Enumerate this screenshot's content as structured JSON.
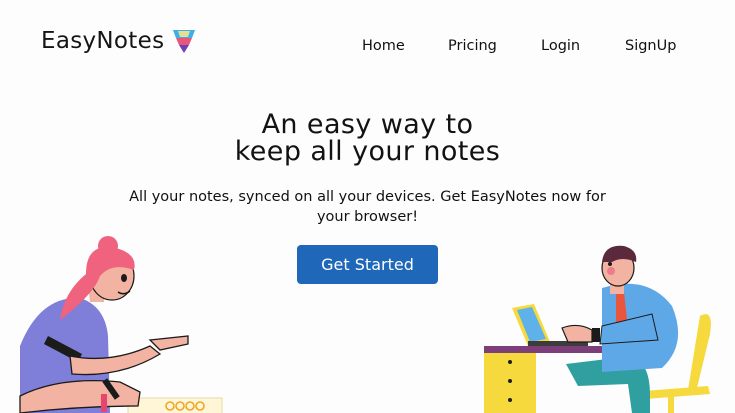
{
  "header": {
    "brand": "EasyNotes",
    "logo_icon": "notes-tray-icon"
  },
  "nav": {
    "items": [
      {
        "label": "Home"
      },
      {
        "label": "Pricing"
      },
      {
        "label": "Login"
      },
      {
        "label": "SignUp"
      }
    ]
  },
  "hero": {
    "title_line1": "An easy way to",
    "title_line2": "keep all your notes",
    "subtitle": "All your notes, synced on all your devices. Get EasyNotes now for your browser!",
    "cta_label": "Get Started"
  },
  "illustrations": {
    "left": "woman-writing-illustration",
    "right": "man-at-laptop-illustration"
  },
  "colors": {
    "accent": "#1f67b8",
    "background": "#fdfdfd",
    "text": "#111111"
  }
}
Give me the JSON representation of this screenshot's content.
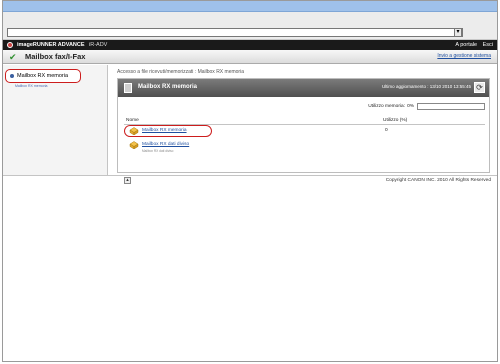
{
  "browser": {
    "dropdown_symbol": "▾"
  },
  "brand": {
    "name": "imageRUNNER ADVANCE",
    "model": "iR-ADV",
    "links": [
      "A portale",
      "Esci"
    ]
  },
  "header": {
    "title": "Mailbox fax/I-Fax",
    "back_link": "Invio a gestione sistema"
  },
  "sidebar": {
    "item_label": "Mailbox RX memoria",
    "sub_text": "Mailbox RX memoria"
  },
  "main": {
    "breadcrumb": "Accesso a file ricevuti/memorizzati : Mailbox RX memoria",
    "panel": {
      "title": "Mailbox RX memoria",
      "last_update": "Ultimo aggiornamento : 13/10 2010 13:55:45",
      "refresh_icon": "refresh-icon",
      "usage_label": "Utilizzo memoria:",
      "usage_value": "0%",
      "usage_fraction": 0,
      "columns": [
        "Nome",
        "Utilizzo (%)"
      ],
      "rows": [
        {
          "name": "Mailbox RX memoria",
          "usage": "0",
          "sub": ""
        },
        {
          "name": "Mailbox RX dati diviso",
          "usage": "",
          "sub": "Mailbox RX dati diviso"
        }
      ]
    }
  },
  "footer": {
    "copyright": "Copyright CANON INC. 2010 All Rights Reserved"
  },
  "colors": {
    "highlight_oval": "#cc1d1d",
    "panel_header": "#4f4f4f",
    "link": "#1f4f9f"
  }
}
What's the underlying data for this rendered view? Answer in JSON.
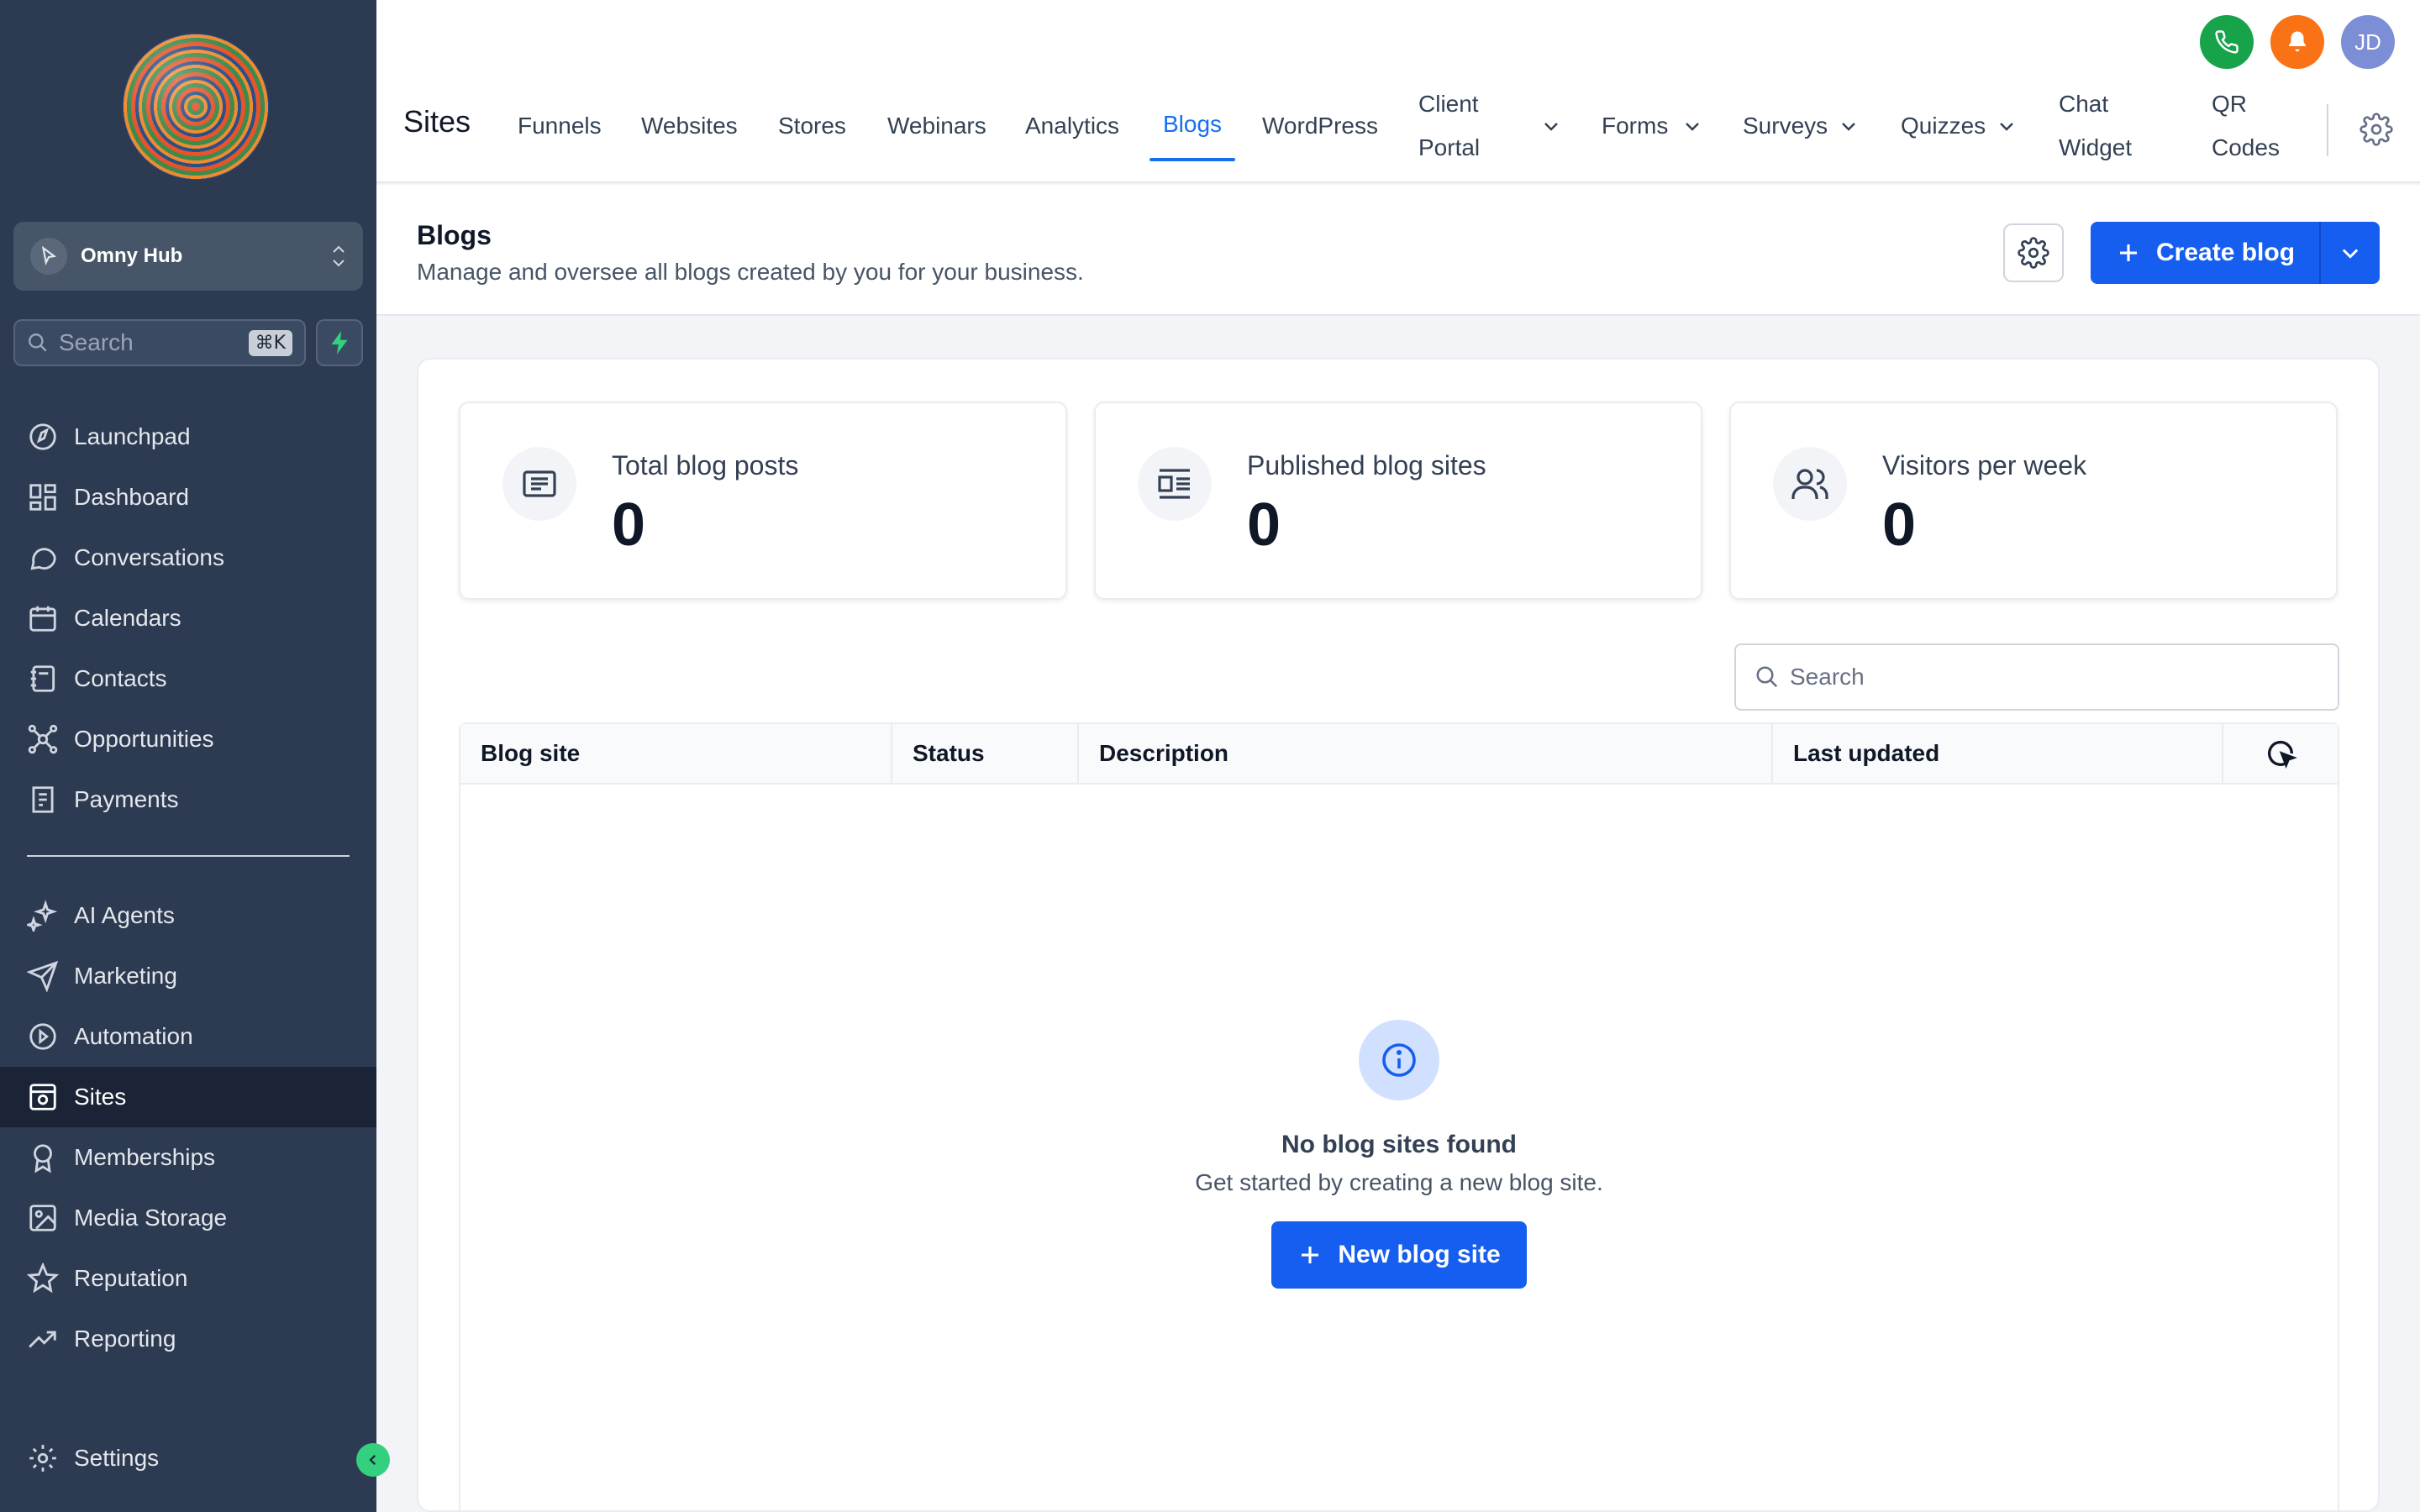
{
  "sidebar": {
    "account_name": "Omny Hub",
    "search_placeholder": "Search",
    "search_shortcut": "⌘K",
    "items_top": [
      {
        "label": "Launchpad",
        "icon": "launchpad-icon"
      },
      {
        "label": "Dashboard",
        "icon": "dashboard-icon"
      },
      {
        "label": "Conversations",
        "icon": "chat-bubble-icon"
      },
      {
        "label": "Calendars",
        "icon": "calendar-icon"
      },
      {
        "label": "Contacts",
        "icon": "contacts-book-icon"
      },
      {
        "label": "Opportunities",
        "icon": "opportunities-icon"
      },
      {
        "label": "Payments",
        "icon": "receipt-icon"
      }
    ],
    "items_bottom": [
      {
        "label": "AI Agents",
        "icon": "sparkles-icon"
      },
      {
        "label": "Marketing",
        "icon": "send-icon"
      },
      {
        "label": "Automation",
        "icon": "automation-icon"
      },
      {
        "label": "Sites",
        "icon": "sites-icon",
        "active": true
      },
      {
        "label": "Memberships",
        "icon": "badge-icon"
      },
      {
        "label": "Media Storage",
        "icon": "image-icon"
      },
      {
        "label": "Reputation",
        "icon": "star-icon"
      },
      {
        "label": "Reporting",
        "icon": "trend-up-icon"
      }
    ],
    "settings_label": "Settings"
  },
  "topbar": {
    "title": "Sites",
    "tabs": {
      "funnels": "Funnels",
      "websites": "Websites",
      "stores": "Stores",
      "webinars": "Webinars",
      "analytics": "Analytics",
      "blogs": "Blogs",
      "wordpress": "WordPress",
      "client_portal_1": "Client",
      "client_portal_2": "Portal",
      "forms": "Forms",
      "surveys": "Surveys",
      "quizzes": "Quizzes",
      "chat_widget_1": "Chat",
      "chat_widget_2": "Widget",
      "qr_codes_1": "QR",
      "qr_codes_2": "Codes"
    },
    "active_tab": "Blogs",
    "avatar_initials": "JD"
  },
  "page": {
    "title": "Blogs",
    "subtitle": "Manage and oversee all blogs created by you for your business.",
    "create_button": "Create blog"
  },
  "stats": [
    {
      "label": "Total blog posts",
      "value": "0",
      "icon": "post-icon"
    },
    {
      "label": "Published blog sites",
      "value": "0",
      "icon": "article-layout-icon"
    },
    {
      "label": "Visitors per week",
      "value": "0",
      "icon": "users-icon"
    }
  ],
  "table": {
    "search_placeholder": "Search",
    "columns": [
      "Blog site",
      "Status",
      "Description",
      "Last updated"
    ],
    "rows": [],
    "empty_title": "No blog sites found",
    "empty_subtitle": "Get started by creating a new blog site.",
    "empty_button": "New blog site"
  },
  "colors": {
    "sidebar_bg": "#2c3a52",
    "primary": "#155eef",
    "active_tab": "#1570ef",
    "phone": "#16a34a",
    "bell": "#f97316",
    "avatar": "#7c8fd6"
  }
}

REQUIREMENTS
Leave the pictures out, and print every line of the listing exactly as written.

OUTPUT FOR THIS EXERCISE
Enumerate this screenshot's content as structured JSON.
{
  "header": {
    "brand": "EasyNotes",
    "logo_icon": "notes-tray-icon"
  },
  "nav": {
    "items": [
      {
        "label": "Home"
      },
      {
        "label": "Pricing"
      },
      {
        "label": "Login"
      },
      {
        "label": "SignUp"
      }
    ]
  },
  "hero": {
    "title_line1": "An easy way to",
    "title_line2": "keep all your notes",
    "subtitle": "All your notes, synced on all your devices. Get EasyNotes now for your browser!",
    "cta_label": "Get Started"
  },
  "illustrations": {
    "left": "woman-writing-illustration",
    "right": "man-at-laptop-illustration"
  },
  "colors": {
    "accent": "#1f67b8",
    "background": "#fdfdfd",
    "text": "#111111"
  }
}
Give me the JSON representation of this screenshot's content.
{
  "browser": {
    "dropdown_symbol": "▾"
  },
  "brand": {
    "name": "imageRUNNER ADVANCE",
    "model": "iR-ADV",
    "links": [
      "A portale",
      "Esci"
    ]
  },
  "header": {
    "title": "Mailbox fax/I-Fax",
    "back_link": "Invio a gestione sistema"
  },
  "sidebar": {
    "item_label": "Mailbox RX memoria",
    "sub_text": "Mailbox RX memoria"
  },
  "main": {
    "breadcrumb": "Accesso a file ricevuti/memorizzati : Mailbox RX memoria",
    "panel": {
      "title": "Mailbox RX memoria",
      "last_update": "Ultimo aggiornamento : 13/10 2010 13:55:45",
      "refresh_icon": "refresh-icon",
      "usage_label": "Utilizzo memoria:",
      "usage_value": "0%",
      "usage_fraction": 0,
      "columns": [
        "Nome",
        "Utilizzo (%)"
      ],
      "rows": [
        {
          "name": "Mailbox RX memoria",
          "usage": "0",
          "sub": ""
        },
        {
          "name": "Mailbox RX dati diviso",
          "usage": "",
          "sub": "Mailbox RX dati diviso"
        }
      ]
    }
  },
  "footer": {
    "copyright": "Copyright CANON INC. 2010 All Rights Reserved"
  },
  "colors": {
    "highlight_oval": "#cc1d1d",
    "panel_header": "#4f4f4f",
    "link": "#1f4f9f"
  }
}
What's the underlying data for this rendered view? Answer in JSON.
{
  "sidebar": {
    "account_name": "Omny Hub",
    "search_placeholder": "Search",
    "search_shortcut": "⌘K",
    "items_top": [
      {
        "label": "Launchpad",
        "icon": "launchpad-icon"
      },
      {
        "label": "Dashboard",
        "icon": "dashboard-icon"
      },
      {
        "label": "Conversations",
        "icon": "chat-bubble-icon"
      },
      {
        "label": "Calendars",
        "icon": "calendar-icon"
      },
      {
        "label": "Contacts",
        "icon": "contacts-book-icon"
      },
      {
        "label": "Opportunities",
        "icon": "opportunities-icon"
      },
      {
        "label": "Payments",
        "icon": "receipt-icon"
      }
    ],
    "items_bottom": [
      {
        "label": "AI Agents",
        "icon": "sparkles-icon"
      },
      {
        "label": "Marketing",
        "icon": "send-icon"
      },
      {
        "label": "Automation",
        "icon": "automation-icon"
      },
      {
        "label": "Sites",
        "icon": "sites-icon",
        "active": true
      },
      {
        "label": "Memberships",
        "icon": "badge-icon"
      },
      {
        "label": "Media Storage",
        "icon": "image-icon"
      },
      {
        "label": "Reputation",
        "icon": "star-icon"
      },
      {
        "label": "Reporting",
        "icon": "trend-up-icon"
      }
    ],
    "settings_label": "Settings"
  },
  "topbar": {
    "title": "Sites",
    "tabs": {
      "funnels": "Funnels",
      "websites": "Websites",
      "stores": "Stores",
      "webinars": "Webinars",
      "analytics": "Analytics",
      "blogs": "Blogs",
      "wordpress": "WordPress",
      "client_portal_1": "Client",
      "client_portal_2": "Portal",
      "forms": "Forms",
      "surveys": "Surveys",
      "quizzes": "Quizzes",
      "chat_widget_1": "Chat",
      "chat_widget_2": "Widget",
      "qr_codes_1": "QR",
      "qr_codes_2": "Codes"
    },
    "active_tab": "Blogs",
    "avatar_initials": "JD"
  },
  "page": {
    "title": "Blogs",
    "subtitle": "Manage and oversee all blogs created by you for your business.",
    "create_button": "Create blog"
  },
  "stats": [
    {
      "label": "Total blog posts",
      "value": "0",
      "icon": "post-icon"
    },
    {
      "label": "Published blog sites",
      "value": "0",
      "icon": "article-layout-icon"
    },
    {
      "label": "Visitors per week",
      "value": "0",
      "icon": "users-icon"
    }
  ],
  "table": {
    "search_placeholder": "Search",
    "columns": [
      "Blog site",
      "Status",
      "Description",
      "Last updated"
    ],
    "rows": [],
    "empty_title": "No blog sites found",
    "empty_subtitle": "Get started by creating a new blog site.",
    "empty_button": "New blog site"
  },
  "colors": {
    "sidebar_bg": "#2c3a52",
    "primary": "#155eef",
    "active_tab": "#1570ef",
    "phone": "#16a34a",
    "bell": "#f97316",
    "avatar": "#7c8fd6"
  }
}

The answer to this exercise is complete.